Task to complete
Turn the lines of all the records into a single numbered list, skipping any blank lines. Leave the pictures out of your answer.

Stored items
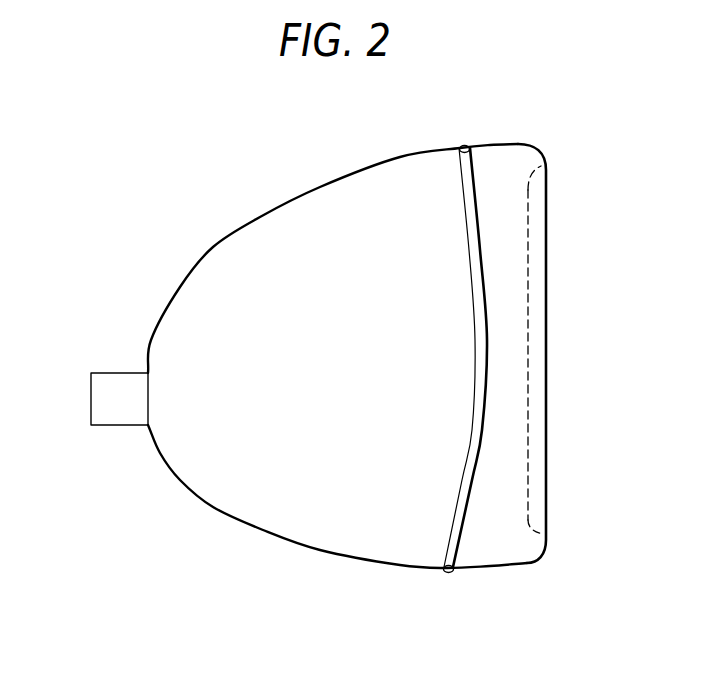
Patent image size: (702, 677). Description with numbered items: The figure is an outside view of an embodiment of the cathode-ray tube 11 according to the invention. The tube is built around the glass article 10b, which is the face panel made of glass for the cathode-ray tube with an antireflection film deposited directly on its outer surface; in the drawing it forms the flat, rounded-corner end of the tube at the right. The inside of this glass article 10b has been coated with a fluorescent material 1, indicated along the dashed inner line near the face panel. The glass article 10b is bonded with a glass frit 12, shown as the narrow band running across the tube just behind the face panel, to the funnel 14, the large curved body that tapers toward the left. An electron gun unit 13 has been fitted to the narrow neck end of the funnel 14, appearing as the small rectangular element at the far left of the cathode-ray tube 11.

The cathode-ray tube 11 is at (335, 355).
The funnel 14 is at (353, 184).
The glass frit 12 is at (464, 146).
The glass article 10b is at (520, 144).
The electron gun unit 13 is at (118, 377).
The fluorescent material 1 is at (528, 500).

Expected answer
1. Patent image size: (702, 677). Description with numbered items: The figure is an outside view of an embodiment of the cathode-ray tube 11 according to the invention. The tube is built around the glass article 10b, which is the face panel made of glass for the cathode-ray tube with an antireflection film deposited directly on its outer surface; in the drawing it forms the flat, rounded-corner end of the tube at the right. The inside of this glass article 10b has been coated with a fluorescent material 1, indicated along the dashed inner line near the face panel. The glass article 10b is bonded with a glass frit 12, shown as the narrow band running across the tube just behind the face panel, to the funnel 14, the large curved body that tapers toward the left. An electron gun unit 13 has been fitted to the narrow neck end of the funnel 14, appearing as the small rectangular element at the far left of the cathode-ray tube 11.
2. The cathode-ray tube 11 is at (335, 355).
3. The funnel 14 is at (353, 184).
4. The glass frit 12 is at (464, 146).
5. The glass article 10b is at (520, 144).
6. The electron gun unit 13 is at (118, 377).
7. The fluorescent material 1 is at (528, 500).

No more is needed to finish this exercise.